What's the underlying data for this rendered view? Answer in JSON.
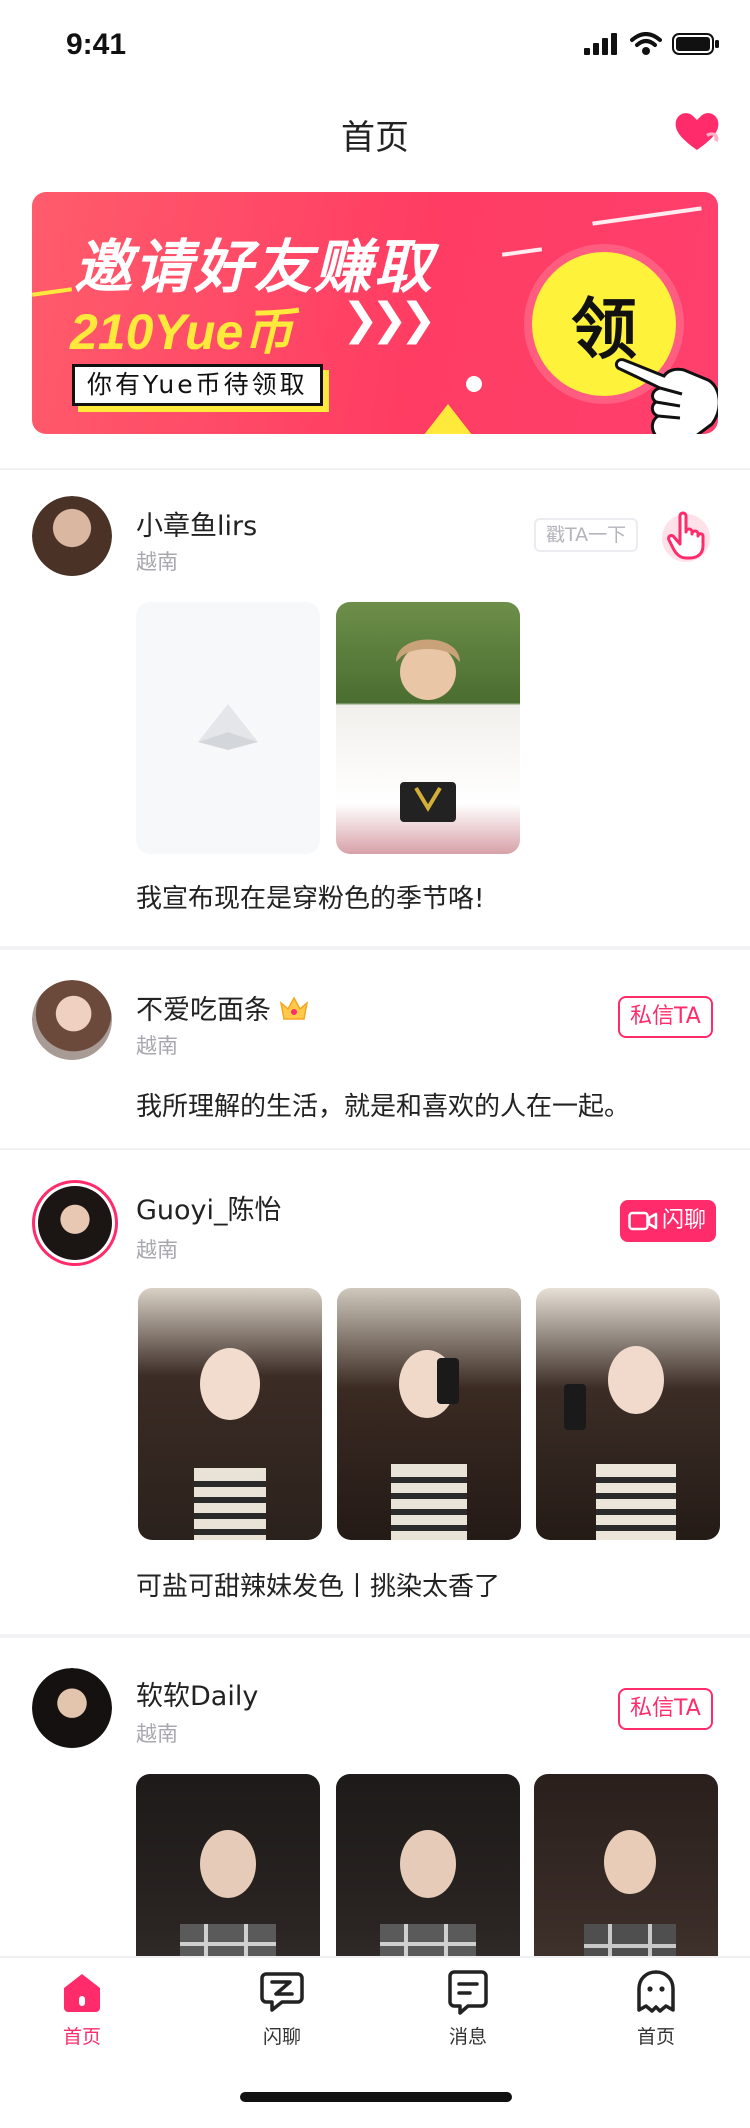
{
  "status_bar": {
    "time": "9:41"
  },
  "header": {
    "title": "首页",
    "heart_icon": "heart-message-icon"
  },
  "banner": {
    "line1": "邀请好友赚取",
    "line2": "210Yue币",
    "arrows": "❯❯❯",
    "tag": "你有Yue币待领取",
    "claim": "领",
    "accent_color": "#ff3d63",
    "highlight_color": "#fff23a"
  },
  "posts": [
    {
      "username": "小章鱼lirs",
      "location": "越南",
      "action": "戳TA一下",
      "action_icon": "poke-hand-icon",
      "caption": "我宣布现在是穿粉色的季节咯!"
    },
    {
      "username": "不爱吃面条",
      "badge_icon": "crown-icon",
      "location": "越南",
      "action": "私信TA",
      "caption": "我所理解的生活，就是和喜欢的人在一起。"
    },
    {
      "username": "Guoyi_陈怡",
      "location": "越南",
      "action": "闪聊",
      "action_icon": "video-camera-icon",
      "caption": "可盐可甜辣妹发色丨挑染太香了"
    },
    {
      "username": "软软Daily",
      "location": "越南",
      "action": "私信TA",
      "caption": ""
    }
  ],
  "tabbar": {
    "items": [
      {
        "label": "首页",
        "icon": "home-icon",
        "active": true
      },
      {
        "label": "闪聊",
        "icon": "flash-chat-icon",
        "active": false
      },
      {
        "label": "消息",
        "icon": "message-icon",
        "active": false
      },
      {
        "label": "首页",
        "icon": "profile-icon",
        "active": false
      }
    ],
    "active_color": "#ff2b6b"
  }
}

● **Task details**
Transcribe every record above exactly, leaving out the pictures.

● **Output for this exercise**
What's the underlying data for this rendered view? Answer in JSON.
{
  "status_bar": {
    "time": "9:41"
  },
  "header": {
    "title": "首页",
    "heart_icon": "heart-message-icon"
  },
  "banner": {
    "line1": "邀请好友赚取",
    "line2": "210Yue币",
    "arrows": "❯❯❯",
    "tag": "你有Yue币待领取",
    "claim": "领",
    "accent_color": "#ff3d63",
    "highlight_color": "#fff23a"
  },
  "posts": [
    {
      "username": "小章鱼lirs",
      "location": "越南",
      "action": "戳TA一下",
      "action_icon": "poke-hand-icon",
      "caption": "我宣布现在是穿粉色的季节咯!"
    },
    {
      "username": "不爱吃面条",
      "badge_icon": "crown-icon",
      "location": "越南",
      "action": "私信TA",
      "caption": "我所理解的生活，就是和喜欢的人在一起。"
    },
    {
      "username": "Guoyi_陈怡",
      "location": "越南",
      "action": "闪聊",
      "action_icon": "video-camera-icon",
      "caption": "可盐可甜辣妹发色丨挑染太香了"
    },
    {
      "username": "软软Daily",
      "location": "越南",
      "action": "私信TA",
      "caption": ""
    }
  ],
  "tabbar": {
    "items": [
      {
        "label": "首页",
        "icon": "home-icon",
        "active": true
      },
      {
        "label": "闪聊",
        "icon": "flash-chat-icon",
        "active": false
      },
      {
        "label": "消息",
        "icon": "message-icon",
        "active": false
      },
      {
        "label": "首页",
        "icon": "profile-icon",
        "active": false
      }
    ],
    "active_color": "#ff2b6b"
  }
}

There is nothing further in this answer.